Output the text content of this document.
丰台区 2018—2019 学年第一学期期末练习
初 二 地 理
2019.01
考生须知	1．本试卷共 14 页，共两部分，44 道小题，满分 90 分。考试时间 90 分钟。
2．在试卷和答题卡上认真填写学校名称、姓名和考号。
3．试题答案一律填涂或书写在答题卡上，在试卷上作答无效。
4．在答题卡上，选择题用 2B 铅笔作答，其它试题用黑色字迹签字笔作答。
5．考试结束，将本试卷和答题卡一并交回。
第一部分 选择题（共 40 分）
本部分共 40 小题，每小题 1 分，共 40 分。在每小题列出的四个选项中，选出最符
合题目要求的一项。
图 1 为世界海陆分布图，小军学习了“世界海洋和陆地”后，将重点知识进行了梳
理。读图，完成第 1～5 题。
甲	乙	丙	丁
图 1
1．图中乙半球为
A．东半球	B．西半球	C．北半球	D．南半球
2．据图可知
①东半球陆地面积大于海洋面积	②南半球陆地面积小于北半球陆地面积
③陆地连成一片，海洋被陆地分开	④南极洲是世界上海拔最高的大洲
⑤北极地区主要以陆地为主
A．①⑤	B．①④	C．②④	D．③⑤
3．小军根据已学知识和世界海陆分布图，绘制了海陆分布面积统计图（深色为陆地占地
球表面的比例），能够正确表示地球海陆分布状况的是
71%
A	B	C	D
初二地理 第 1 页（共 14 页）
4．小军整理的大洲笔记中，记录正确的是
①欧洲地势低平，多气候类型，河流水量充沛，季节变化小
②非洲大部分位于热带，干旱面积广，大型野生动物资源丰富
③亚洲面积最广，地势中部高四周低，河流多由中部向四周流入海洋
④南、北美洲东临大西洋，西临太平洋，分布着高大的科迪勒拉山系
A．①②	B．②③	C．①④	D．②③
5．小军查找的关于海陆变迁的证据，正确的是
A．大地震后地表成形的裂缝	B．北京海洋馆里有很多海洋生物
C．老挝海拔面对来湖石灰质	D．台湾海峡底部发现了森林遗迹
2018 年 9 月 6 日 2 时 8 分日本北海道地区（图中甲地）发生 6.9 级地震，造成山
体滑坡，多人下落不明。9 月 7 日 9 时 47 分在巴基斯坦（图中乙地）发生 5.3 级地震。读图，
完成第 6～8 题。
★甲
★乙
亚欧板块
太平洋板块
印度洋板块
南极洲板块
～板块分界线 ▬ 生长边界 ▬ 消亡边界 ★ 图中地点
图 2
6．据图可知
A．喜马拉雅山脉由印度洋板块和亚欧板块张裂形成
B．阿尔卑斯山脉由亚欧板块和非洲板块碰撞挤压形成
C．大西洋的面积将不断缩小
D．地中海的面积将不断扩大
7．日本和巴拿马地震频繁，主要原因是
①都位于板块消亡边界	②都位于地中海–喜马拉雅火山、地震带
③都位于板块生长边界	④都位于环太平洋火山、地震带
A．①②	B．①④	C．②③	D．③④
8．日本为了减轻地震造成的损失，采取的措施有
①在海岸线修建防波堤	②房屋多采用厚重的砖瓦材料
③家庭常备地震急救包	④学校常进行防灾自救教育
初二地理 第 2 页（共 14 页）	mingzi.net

▬▬▬

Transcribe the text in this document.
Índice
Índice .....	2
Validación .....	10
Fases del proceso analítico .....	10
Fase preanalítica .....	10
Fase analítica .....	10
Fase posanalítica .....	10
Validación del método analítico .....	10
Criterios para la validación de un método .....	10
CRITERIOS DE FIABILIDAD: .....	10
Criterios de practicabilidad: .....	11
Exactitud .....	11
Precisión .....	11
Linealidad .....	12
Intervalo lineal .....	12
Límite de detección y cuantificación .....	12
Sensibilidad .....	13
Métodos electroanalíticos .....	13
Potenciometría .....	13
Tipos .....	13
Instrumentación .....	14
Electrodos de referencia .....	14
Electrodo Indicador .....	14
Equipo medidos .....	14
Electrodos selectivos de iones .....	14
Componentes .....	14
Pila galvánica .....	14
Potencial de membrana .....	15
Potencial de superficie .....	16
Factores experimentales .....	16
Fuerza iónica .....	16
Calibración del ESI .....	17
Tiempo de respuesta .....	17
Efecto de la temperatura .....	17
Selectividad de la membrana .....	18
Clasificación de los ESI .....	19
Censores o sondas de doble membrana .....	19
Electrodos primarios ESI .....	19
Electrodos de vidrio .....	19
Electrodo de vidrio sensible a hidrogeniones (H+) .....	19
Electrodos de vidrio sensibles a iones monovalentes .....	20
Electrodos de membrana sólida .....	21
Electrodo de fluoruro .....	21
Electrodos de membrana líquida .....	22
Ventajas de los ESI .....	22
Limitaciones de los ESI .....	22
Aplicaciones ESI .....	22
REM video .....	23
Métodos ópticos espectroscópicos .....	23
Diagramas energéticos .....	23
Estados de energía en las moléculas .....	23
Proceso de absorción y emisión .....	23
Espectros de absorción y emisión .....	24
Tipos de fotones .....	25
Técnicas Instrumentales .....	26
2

▬▬▬

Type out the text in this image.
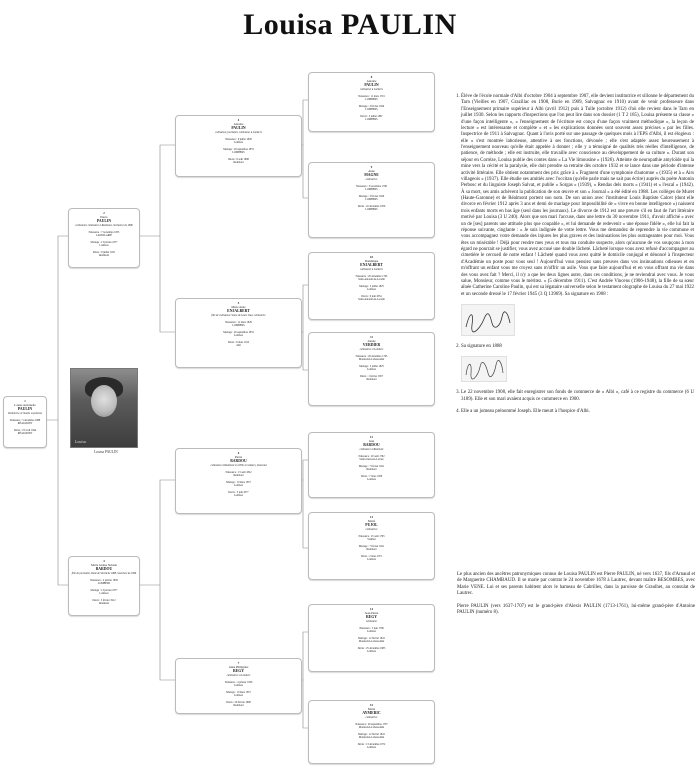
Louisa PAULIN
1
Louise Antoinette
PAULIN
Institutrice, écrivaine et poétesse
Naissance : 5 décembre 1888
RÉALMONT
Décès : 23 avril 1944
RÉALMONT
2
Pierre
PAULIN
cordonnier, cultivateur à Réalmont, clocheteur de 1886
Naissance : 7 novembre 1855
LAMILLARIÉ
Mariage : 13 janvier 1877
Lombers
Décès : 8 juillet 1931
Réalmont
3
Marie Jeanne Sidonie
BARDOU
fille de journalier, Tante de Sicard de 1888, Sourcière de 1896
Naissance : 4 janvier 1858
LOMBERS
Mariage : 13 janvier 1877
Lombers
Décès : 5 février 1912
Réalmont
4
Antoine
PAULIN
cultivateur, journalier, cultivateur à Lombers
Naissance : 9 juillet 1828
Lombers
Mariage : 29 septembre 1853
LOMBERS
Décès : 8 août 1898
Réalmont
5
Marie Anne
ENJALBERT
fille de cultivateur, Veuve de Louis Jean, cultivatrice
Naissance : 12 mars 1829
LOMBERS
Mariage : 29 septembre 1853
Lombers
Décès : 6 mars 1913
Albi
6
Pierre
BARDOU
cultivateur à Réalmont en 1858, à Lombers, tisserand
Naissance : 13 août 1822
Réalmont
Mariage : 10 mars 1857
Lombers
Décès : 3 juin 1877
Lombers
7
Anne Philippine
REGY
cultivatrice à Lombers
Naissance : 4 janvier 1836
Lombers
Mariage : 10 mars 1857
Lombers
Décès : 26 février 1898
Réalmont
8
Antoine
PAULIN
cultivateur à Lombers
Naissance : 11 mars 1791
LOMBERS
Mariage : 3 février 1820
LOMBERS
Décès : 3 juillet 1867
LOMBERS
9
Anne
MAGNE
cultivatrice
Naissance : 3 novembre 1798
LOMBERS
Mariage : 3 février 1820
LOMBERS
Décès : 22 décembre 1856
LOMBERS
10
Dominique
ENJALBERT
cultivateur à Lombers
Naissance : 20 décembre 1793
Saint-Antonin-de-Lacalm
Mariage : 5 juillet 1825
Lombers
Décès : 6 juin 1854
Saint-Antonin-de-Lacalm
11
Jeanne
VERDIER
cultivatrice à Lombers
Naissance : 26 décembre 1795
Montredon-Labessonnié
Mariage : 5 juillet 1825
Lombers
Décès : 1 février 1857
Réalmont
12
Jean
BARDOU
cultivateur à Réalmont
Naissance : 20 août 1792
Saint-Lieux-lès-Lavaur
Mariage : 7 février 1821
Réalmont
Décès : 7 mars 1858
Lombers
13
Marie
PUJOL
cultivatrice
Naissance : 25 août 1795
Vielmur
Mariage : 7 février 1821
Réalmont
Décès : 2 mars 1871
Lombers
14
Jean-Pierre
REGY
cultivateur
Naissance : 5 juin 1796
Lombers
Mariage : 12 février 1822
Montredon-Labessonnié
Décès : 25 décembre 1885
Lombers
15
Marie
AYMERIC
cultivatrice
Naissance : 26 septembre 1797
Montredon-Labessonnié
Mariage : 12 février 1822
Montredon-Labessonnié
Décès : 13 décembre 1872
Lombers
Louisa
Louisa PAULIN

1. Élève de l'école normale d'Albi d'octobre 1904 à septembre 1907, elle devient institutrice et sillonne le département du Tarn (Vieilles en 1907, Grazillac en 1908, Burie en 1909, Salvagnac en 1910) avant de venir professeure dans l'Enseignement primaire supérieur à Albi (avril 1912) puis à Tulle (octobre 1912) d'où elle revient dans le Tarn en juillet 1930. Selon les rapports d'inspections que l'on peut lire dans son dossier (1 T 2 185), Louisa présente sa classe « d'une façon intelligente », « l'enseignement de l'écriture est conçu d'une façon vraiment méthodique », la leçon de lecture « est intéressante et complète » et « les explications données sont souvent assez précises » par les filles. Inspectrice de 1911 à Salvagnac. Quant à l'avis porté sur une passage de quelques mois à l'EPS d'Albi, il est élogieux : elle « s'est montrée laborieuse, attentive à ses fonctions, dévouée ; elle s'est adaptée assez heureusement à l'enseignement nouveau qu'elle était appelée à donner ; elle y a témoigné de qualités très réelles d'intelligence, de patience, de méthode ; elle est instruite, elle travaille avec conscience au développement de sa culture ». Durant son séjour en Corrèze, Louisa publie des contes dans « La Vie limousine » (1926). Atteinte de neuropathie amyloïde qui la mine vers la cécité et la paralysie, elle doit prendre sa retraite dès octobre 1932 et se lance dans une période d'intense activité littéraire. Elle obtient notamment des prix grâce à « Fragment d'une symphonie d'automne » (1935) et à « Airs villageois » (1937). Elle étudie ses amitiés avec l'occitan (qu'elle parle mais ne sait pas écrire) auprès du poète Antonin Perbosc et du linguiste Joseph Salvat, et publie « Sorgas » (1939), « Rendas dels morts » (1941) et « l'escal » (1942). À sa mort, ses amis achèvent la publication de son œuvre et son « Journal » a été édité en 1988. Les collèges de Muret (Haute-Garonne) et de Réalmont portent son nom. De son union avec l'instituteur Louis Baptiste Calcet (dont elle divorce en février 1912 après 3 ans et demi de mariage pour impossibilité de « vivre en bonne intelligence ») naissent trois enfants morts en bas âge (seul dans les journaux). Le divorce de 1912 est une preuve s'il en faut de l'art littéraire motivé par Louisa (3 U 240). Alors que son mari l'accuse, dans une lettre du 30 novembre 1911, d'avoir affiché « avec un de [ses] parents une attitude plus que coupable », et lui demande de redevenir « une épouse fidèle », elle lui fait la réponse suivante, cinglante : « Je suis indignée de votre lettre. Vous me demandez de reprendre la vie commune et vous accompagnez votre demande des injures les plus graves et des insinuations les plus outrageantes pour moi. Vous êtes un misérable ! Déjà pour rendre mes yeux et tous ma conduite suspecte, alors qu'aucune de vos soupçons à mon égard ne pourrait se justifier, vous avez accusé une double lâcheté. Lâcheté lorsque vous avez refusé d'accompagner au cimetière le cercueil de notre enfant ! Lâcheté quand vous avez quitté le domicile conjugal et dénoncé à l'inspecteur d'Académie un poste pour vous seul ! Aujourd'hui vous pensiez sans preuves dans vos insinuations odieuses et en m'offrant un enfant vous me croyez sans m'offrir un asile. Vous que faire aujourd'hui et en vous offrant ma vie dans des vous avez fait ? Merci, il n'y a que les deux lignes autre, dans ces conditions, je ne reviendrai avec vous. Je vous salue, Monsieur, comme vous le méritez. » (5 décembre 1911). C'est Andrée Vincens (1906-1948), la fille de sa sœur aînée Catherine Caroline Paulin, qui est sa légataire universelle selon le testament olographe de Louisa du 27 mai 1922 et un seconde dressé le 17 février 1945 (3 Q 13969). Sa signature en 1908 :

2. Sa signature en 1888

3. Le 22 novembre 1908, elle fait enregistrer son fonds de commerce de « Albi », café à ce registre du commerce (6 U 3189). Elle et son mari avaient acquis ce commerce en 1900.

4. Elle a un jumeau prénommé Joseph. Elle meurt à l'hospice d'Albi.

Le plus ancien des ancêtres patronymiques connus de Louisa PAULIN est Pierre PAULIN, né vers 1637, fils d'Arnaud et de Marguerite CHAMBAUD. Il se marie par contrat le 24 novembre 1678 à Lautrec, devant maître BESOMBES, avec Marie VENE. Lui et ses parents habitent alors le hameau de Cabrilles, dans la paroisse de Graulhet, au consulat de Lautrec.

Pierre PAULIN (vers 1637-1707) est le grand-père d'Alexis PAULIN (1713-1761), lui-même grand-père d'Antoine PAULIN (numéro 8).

▬▬▬

EXERCISE DIRECTIONS -> Filter the data for the string "août" and copy every line that has it.

COMPLETE RESPONSE ->
Décès : 8 août 1898
Naissance : 13 août 1822
Naissance : 20 août 1792
Naissance : 25 août 1795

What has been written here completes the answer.